## EXERCISE REQUIREMENTS
Leave out the pictures and transcribe the rest of the records exactly.

Stored data:
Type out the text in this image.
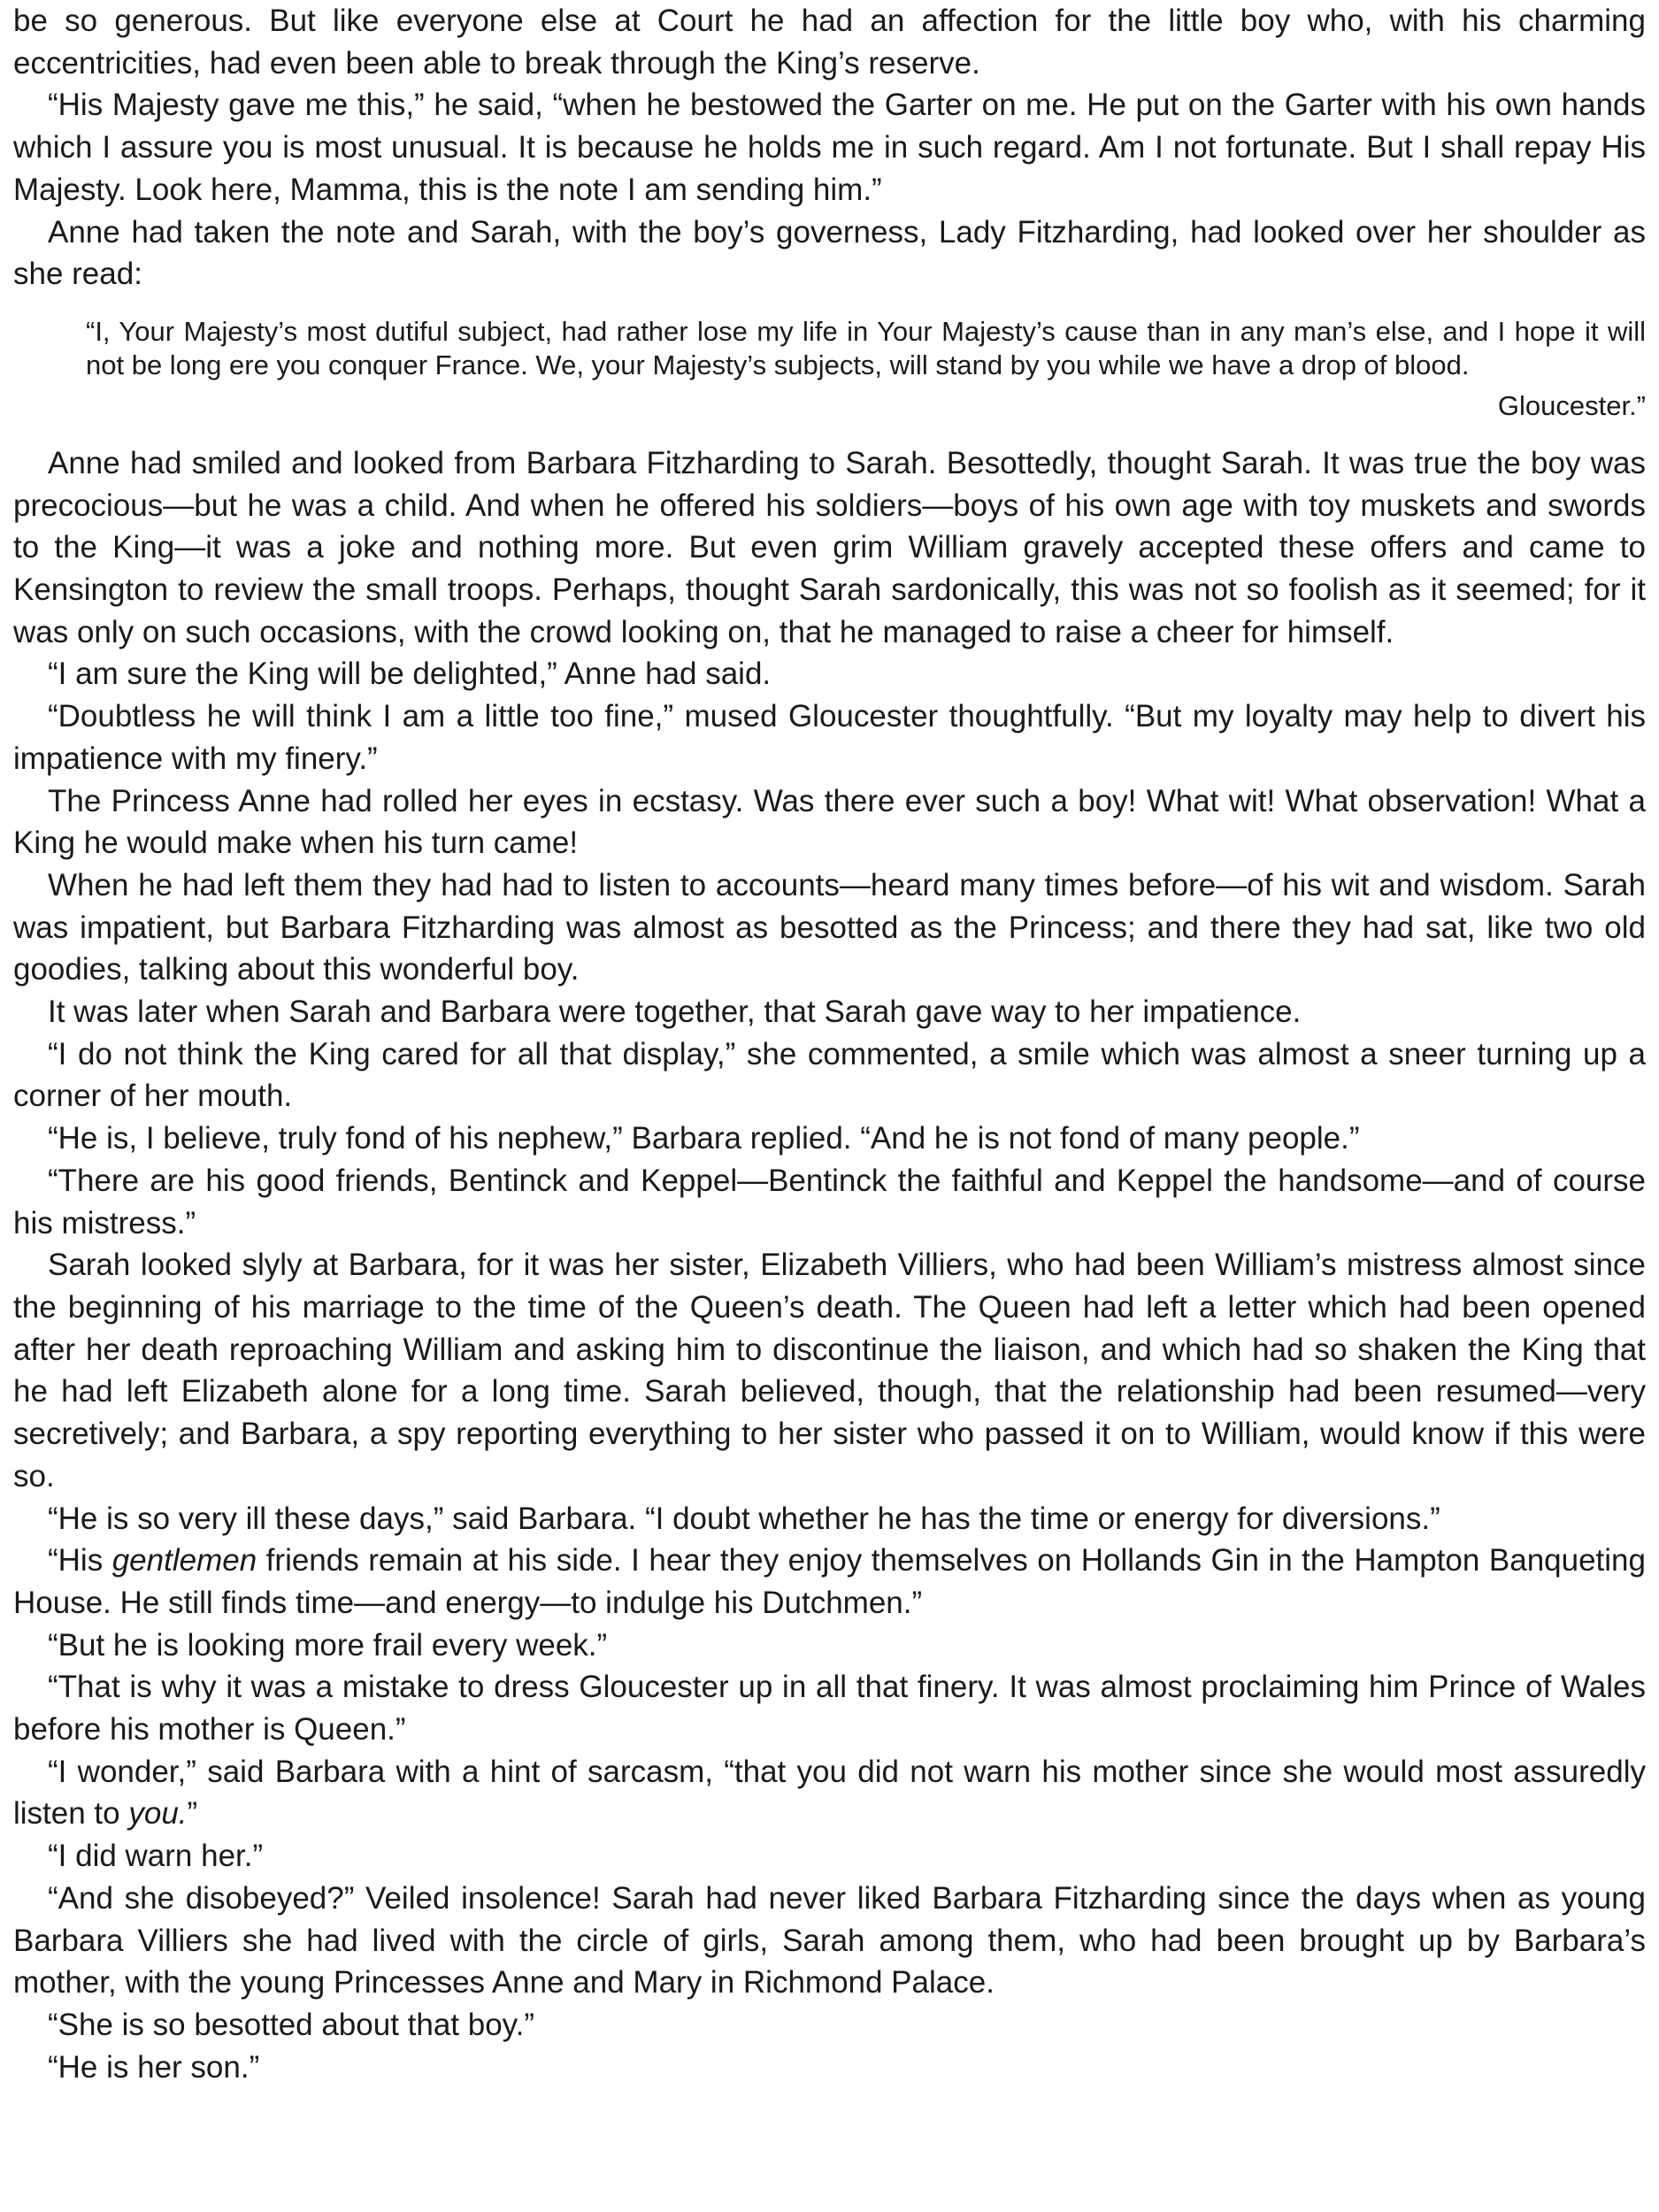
be so generous. But like everyone else at Court he had an affection for the little boy who, with his charming eccentricities, had even been able to break through the King’s reserve.

“His Majesty gave me this,” he said, “when he bestowed the Garter on me. He put on the Garter with his own hands which I assure you is most unusual. It is because he holds me in such regard. Am I not fortunate. But I shall repay His Majesty. Look here, Mamma, this is the note I am sending him.”

Anne had taken the note and Sarah, with the boy’s governess, Lady Fitzharding, had looked over her shoulder as she read:

“I, Your Majesty’s most dutiful subject, had rather lose my life in Your Majesty’s cause than in any man’s else, and I hope it will not be long ere you conquer France. We, your Majesty’s subjects, will stand by you while we have a drop of blood.

Gloucester.”

Anne had smiled and looked from Barbara Fitzharding to Sarah. Besottedly, thought Sarah. It was true the boy was precocious—but he was a child. And when he offered his soldiers—boys of his own age with toy muskets and swords to the King—it was a joke and nothing more. But even grim William gravely accepted these offers and came to Kensington to review the small troops. Perhaps, thought Sarah sardonically, this was not so foolish as it seemed; for it was only on such occasions, with the crowd looking on, that he managed to raise a cheer for himself.

“I am sure the King will be delighted,” Anne had said.

“Doubtless he will think I am a little too fine,” mused Gloucester thoughtfully. “But my loyalty may help to divert his impatience with my finery.”

The Princess Anne had rolled her eyes in ecstasy. Was there ever such a boy! What wit! What observation! What a King he would make when his turn came!

When he had left them they had had to listen to accounts—heard many times before—of his wit and wisdom. Sarah was impatient, but Barbara Fitzharding was almost as besotted as the Princess; and there they had sat, like two old goodies, talking about this wonderful boy.

It was later when Sarah and Barbara were together, that Sarah gave way to her impatience.

“I do not think the King cared for all that display,” she commented, a smile which was almost a sneer turning up a corner of her mouth.

“He is, I believe, truly fond of his nephew,” Barbara replied. “And he is not fond of many people.”

“There are his good friends, Bentinck and Keppel—Bentinck the faithful and Keppel the handsome—and of course his mistress.”

Sarah looked slyly at Barbara, for it was her sister, Elizabeth Villiers, who had been William’s mistress almost since the beginning of his marriage to the time of the Queen’s death. The Queen had left a letter which had been opened after her death reproaching William and asking him to discontinue the liaison, and which had so shaken the King that he had left Elizabeth alone for a long time. Sarah believed, though, that the relationship had been resumed—very secretively; and Barbara, a spy reporting everything to her sister who passed it on to William, would know if this were so.

“He is so very ill these days,” said Barbara. “I doubt whether he has the time or energy for diversions.”

“His gentlemen friends remain at his side. I hear they enjoy themselves on Hollands Gin in the Hampton Banqueting House. He still finds time—and energy—to indulge his Dutchmen.”

“But he is looking more frail every week.”

“That is why it was a mistake to dress Gloucester up in all that finery. It was almost proclaiming him Prince of Wales before his mother is Queen.”

“I wonder,” said Barbara with a hint of sarcasm, “that you did not warn his mother since she would most assuredly listen to you.”

“I did warn her.”

“And she disobeyed?” Veiled insolence! Sarah had never liked Barbara Fitzharding since the days when as young Barbara Villiers she had lived with the circle of girls, Sarah among them, who had been brought up by Barbara’s mother, with the young Princesses Anne and Mary in Richmond Palace.

“She is so besotted about that boy.”

“He is her son.”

## OUTPUT OF THE TASK
Type out the text in this image.
be so generous. But like everyone else at Court he had an affection for the little boy who, with his charming eccentricities, had even been able to break through the King’s reserve.

“His Majesty gave me this,” he said, “when he bestowed the Garter on me. He put on the Garter with his own hands which I assure you is most unusual. It is because he holds me in such regard. Am I not fortunate. But I shall repay His Majesty. Look here, Mamma, this is the note I am sending him.”

Anne had taken the note and Sarah, with the boy’s governess, Lady Fitzharding, had looked over her shoulder as she read:

“I, Your Majesty’s most dutiful subject, had rather lose my life in Your Majesty’s cause than in any man’s else, and I hope it will not be long ere you conquer France. We, your Majesty’s subjects, will stand by you while we have a drop of blood.

Gloucester.”

Anne had smiled and looked from Barbara Fitzharding to Sarah. Besottedly, thought Sarah. It was true the boy was precocious—but he was a child. And when he offered his soldiers—boys of his own age with toy muskets and swords to the King—it was a joke and nothing more. But even grim William gravely accepted these offers and came to Kensington to review the small troops. Perhaps, thought Sarah sardonically, this was not so foolish as it seemed; for it was only on such occasions, with the crowd looking on, that he managed to raise a cheer for himself.

“I am sure the King will be delighted,” Anne had said.

“Doubtless he will think I am a little too fine,” mused Gloucester thoughtfully. “But my loyalty may help to divert his impatience with my finery.”

The Princess Anne had rolled her eyes in ecstasy. Was there ever such a boy! What wit! What observation! What a King he would make when his turn came!

When he had left them they had had to listen to accounts—heard many times before—of his wit and wisdom. Sarah was impatient, but Barbara Fitzharding was almost as besotted as the Princess; and there they had sat, like two old goodies, talking about this wonderful boy.

It was later when Sarah and Barbara were together, that Sarah gave way to her impatience.

“I do not think the King cared for all that display,” she commented, a smile which was almost a sneer turning up a corner of her mouth.

“He is, I believe, truly fond of his nephew,” Barbara replied. “And he is not fond of many people.”

“There are his good friends, Bentinck and Keppel—Bentinck the faithful and Keppel the handsome—and of course his mistress.”

Sarah looked slyly at Barbara, for it was her sister, Elizabeth Villiers, who had been William’s mistress almost since the beginning of his marriage to the time of the Queen’s death. The Queen had left a letter which had been opened after her death reproaching William and asking him to discontinue the liaison, and which had so shaken the King that he had left Elizabeth alone for a long time. Sarah believed, though, that the relationship had been resumed—very secretively; and Barbara, a spy reporting everything to her sister who passed it on to William, would know if this were so.

“He is so very ill these days,” said Barbara. “I doubt whether he has the time or energy for diversions.”

“His gentlemen friends remain at his side. I hear they enjoy themselves on Hollands Gin in the Hampton Banqueting House. He still finds time—and energy—to indulge his Dutchmen.”

“But he is looking more frail every week.”

“That is why it was a mistake to dress Gloucester up in all that finery. It was almost proclaiming him Prince of Wales before his mother is Queen.”

“I wonder,” said Barbara with a hint of sarcasm, “that you did not warn his mother since she would most assuredly listen to you.”

“I did warn her.”

“And she disobeyed?” Veiled insolence! Sarah had never liked Barbara Fitzharding since the days when as young Barbara Villiers she had lived with the circle of girls, Sarah among them, who had been brought up by Barbara’s mother, with the young Princesses Anne and Mary in Richmond Palace.

“She is so besotted about that boy.”

“He is her son.”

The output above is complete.